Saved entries
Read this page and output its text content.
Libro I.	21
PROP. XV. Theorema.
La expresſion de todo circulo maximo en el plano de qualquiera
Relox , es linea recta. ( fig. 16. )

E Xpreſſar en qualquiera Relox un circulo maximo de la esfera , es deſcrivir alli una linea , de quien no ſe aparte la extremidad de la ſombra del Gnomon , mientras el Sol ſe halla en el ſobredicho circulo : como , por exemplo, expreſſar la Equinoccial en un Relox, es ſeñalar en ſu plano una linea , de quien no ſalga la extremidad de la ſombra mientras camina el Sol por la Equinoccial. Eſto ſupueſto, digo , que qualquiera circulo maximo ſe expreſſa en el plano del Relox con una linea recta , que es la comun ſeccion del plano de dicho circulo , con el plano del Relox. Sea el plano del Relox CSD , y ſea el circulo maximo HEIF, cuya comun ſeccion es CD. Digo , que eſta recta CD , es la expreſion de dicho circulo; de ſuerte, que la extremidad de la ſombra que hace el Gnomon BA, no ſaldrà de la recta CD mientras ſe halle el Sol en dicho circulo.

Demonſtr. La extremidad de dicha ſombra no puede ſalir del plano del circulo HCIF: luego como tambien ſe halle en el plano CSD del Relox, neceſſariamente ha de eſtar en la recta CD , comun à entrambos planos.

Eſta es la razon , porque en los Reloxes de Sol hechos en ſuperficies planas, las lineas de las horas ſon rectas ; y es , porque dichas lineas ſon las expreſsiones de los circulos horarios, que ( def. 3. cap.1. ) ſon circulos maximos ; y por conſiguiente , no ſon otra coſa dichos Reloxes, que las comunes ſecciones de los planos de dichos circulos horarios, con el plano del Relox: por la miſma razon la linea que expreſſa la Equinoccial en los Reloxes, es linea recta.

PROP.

Exercise objective
From the entries above, return each line with the word "recta" in it.

Written response
Relox , es linea recta. ( fig. 16. )
E Xpreſſar en qualquiera Relox un circulo maximo de la esfera , es deſcrivir alli una linea , de quien no ſe aparte la extremidad de la ſombra del Gnomon , mientras el Sol ſe halla en el ſobredicho circulo : como , por exemplo, expreſſar la Equinoccial en un Relox, es ſeñalar en ſu plano una linea , de quien no ſalga la extremidad de la ſombra mientras camina el Sol por la Equinoccial. Eſto ſupueſto, digo , que qualquiera circulo maximo ſe expreſſa en el plano del Relox con una linea recta , que es la comun ſeccion del plano de dicho circulo , con el plano del Relox. Sea el plano del Relox CSD , y ſea el circulo maximo HEIF, cuya comun ſeccion es CD. Digo , que eſta recta CD , es la expreſion de dicho circulo; de ſuerte, que la extremidad de la ſombra que hace el Gnomon BA, no ſaldrà de la recta CD mientras ſe halle el Sol en dicho circulo.
Demonſtr. La extremidad de dicha ſombra no puede ſalir del plano del circulo HCIF: luego como tambien ſe halle en el plano CSD del Relox, neceſſariamente ha de eſtar en la recta CD , comun à entrambos planos.
Eſta es la razon , porque en los Reloxes de Sol hechos en ſuperficies planas, las lineas de las horas ſon rectas ; y es , porque dichas lineas ſon las expreſsiones de los circulos horarios, que ( def. 3. cap.1. ) ſon circulos maximos ; y por conſiguiente , no ſon otra coſa dichos Reloxes, que las comunes ſecciones de los planos de dichos circulos horarios, con el plano del Relox: por la miſma razon la linea que expreſſa la Equinoccial en los Reloxes, es linea recta.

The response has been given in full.